Prompt: Check every line of the data below for the string "icon", and copy the ones that hold it.

Extracted data:
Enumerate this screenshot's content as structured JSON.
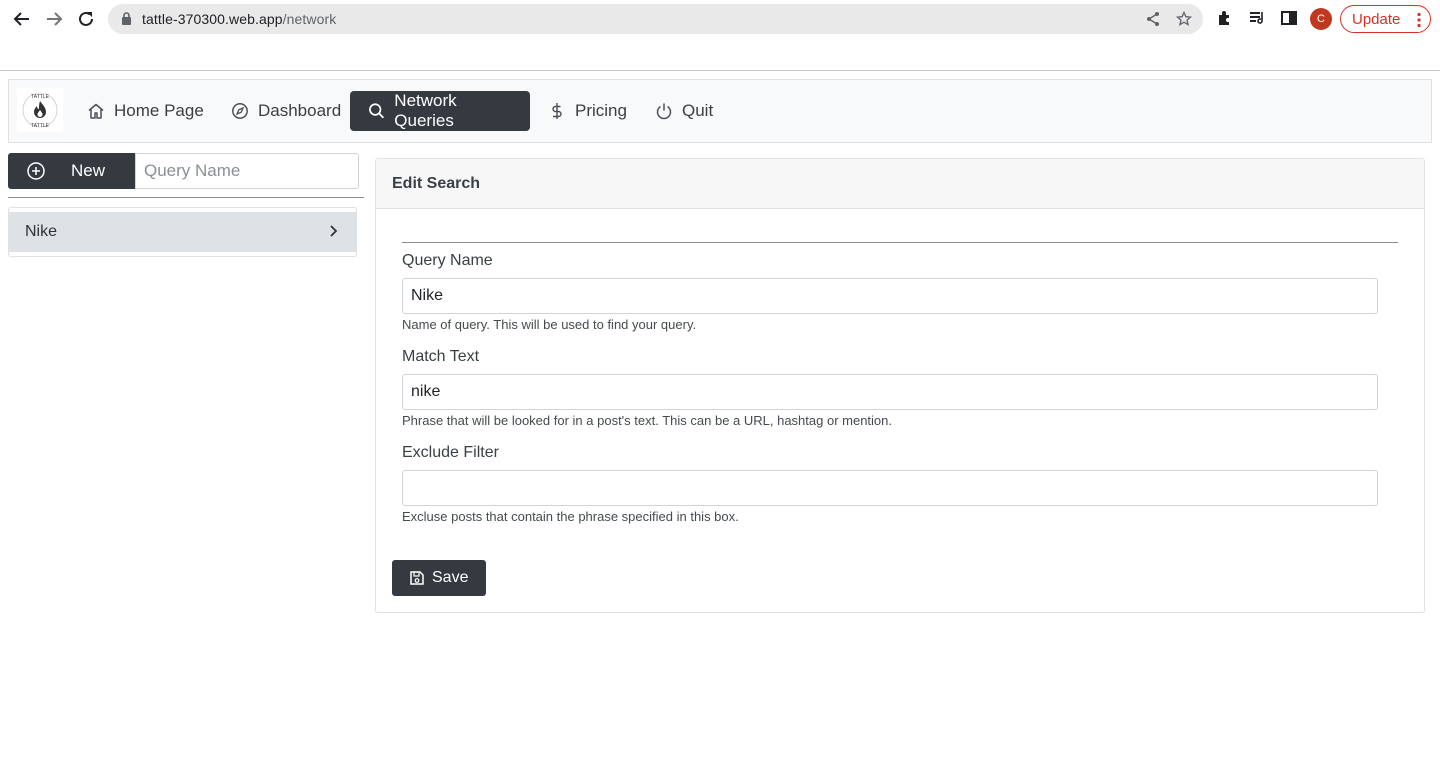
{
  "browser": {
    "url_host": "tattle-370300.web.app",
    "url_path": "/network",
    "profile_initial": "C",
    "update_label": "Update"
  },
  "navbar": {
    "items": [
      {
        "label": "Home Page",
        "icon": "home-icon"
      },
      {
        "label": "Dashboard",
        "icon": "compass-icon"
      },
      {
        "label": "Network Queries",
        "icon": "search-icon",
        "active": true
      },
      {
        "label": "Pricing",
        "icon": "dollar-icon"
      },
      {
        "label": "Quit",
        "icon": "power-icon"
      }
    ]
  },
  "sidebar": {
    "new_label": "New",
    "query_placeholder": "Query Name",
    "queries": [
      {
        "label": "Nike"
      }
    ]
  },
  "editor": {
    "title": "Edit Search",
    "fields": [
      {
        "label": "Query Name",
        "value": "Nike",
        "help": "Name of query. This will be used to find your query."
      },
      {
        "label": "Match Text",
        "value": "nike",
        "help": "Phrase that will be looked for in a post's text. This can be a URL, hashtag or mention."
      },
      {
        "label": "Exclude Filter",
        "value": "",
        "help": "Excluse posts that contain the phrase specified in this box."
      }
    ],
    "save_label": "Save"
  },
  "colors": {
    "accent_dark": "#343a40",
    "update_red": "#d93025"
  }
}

Answer to the problem:
        "icon": "home-icon"
        "icon": "compass-icon"
        "icon": "search-icon",
        "icon": "dollar-icon"
        "icon": "power-icon"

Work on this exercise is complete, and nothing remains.